Copy out, from the entries below, each line holding the string "inwestycję".

=======

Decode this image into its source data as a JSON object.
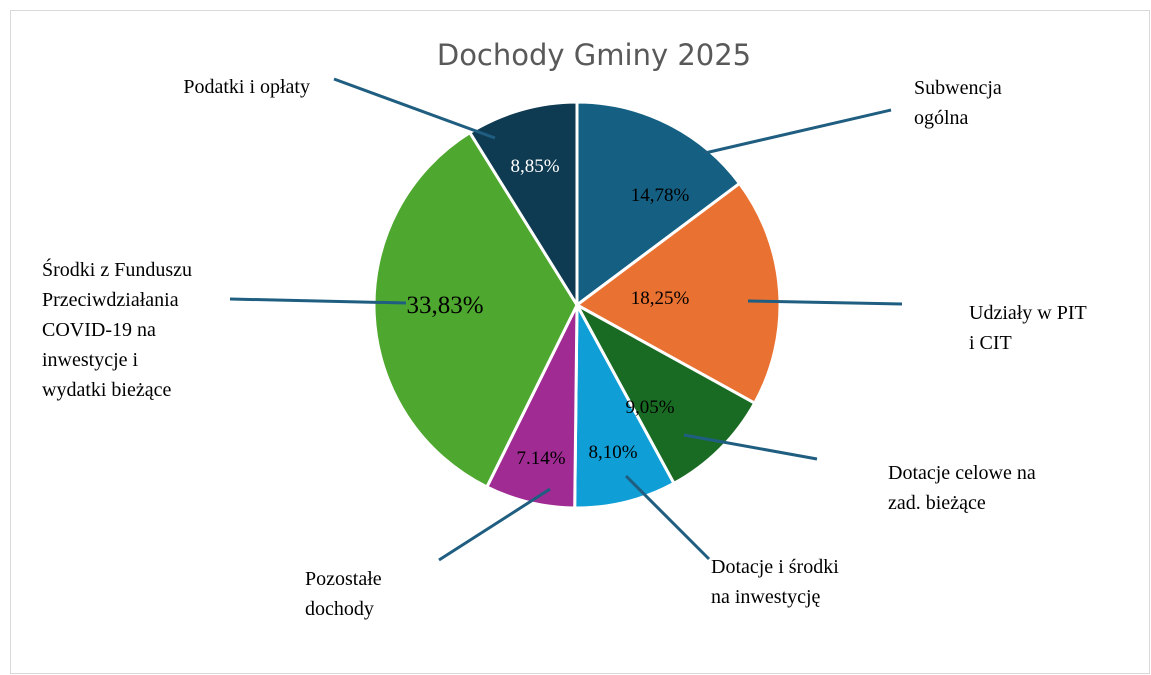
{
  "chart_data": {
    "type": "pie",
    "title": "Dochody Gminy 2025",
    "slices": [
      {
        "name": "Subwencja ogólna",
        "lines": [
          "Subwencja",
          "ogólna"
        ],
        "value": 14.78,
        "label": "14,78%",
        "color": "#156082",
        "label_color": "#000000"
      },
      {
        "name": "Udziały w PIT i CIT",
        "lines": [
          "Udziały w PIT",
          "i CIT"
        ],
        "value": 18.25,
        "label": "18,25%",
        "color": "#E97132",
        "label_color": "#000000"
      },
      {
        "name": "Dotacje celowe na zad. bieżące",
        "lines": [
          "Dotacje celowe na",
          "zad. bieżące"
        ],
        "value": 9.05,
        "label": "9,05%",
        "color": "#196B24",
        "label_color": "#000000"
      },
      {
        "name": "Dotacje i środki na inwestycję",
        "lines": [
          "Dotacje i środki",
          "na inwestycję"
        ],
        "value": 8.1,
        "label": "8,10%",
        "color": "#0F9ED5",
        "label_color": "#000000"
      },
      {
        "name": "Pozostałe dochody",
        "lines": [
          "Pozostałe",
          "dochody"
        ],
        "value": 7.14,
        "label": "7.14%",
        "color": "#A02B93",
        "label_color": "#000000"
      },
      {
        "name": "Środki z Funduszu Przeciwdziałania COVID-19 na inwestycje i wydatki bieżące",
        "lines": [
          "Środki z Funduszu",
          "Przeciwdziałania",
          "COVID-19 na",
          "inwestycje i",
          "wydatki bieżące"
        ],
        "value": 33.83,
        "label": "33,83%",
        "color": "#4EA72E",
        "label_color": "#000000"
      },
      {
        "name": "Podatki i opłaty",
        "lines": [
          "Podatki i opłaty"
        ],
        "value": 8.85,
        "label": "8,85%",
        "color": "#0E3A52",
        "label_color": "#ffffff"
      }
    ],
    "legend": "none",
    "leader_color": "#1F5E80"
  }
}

=======

Reply →
        "name": "Dotacje i środki na inwestycję",
          "na inwestycję"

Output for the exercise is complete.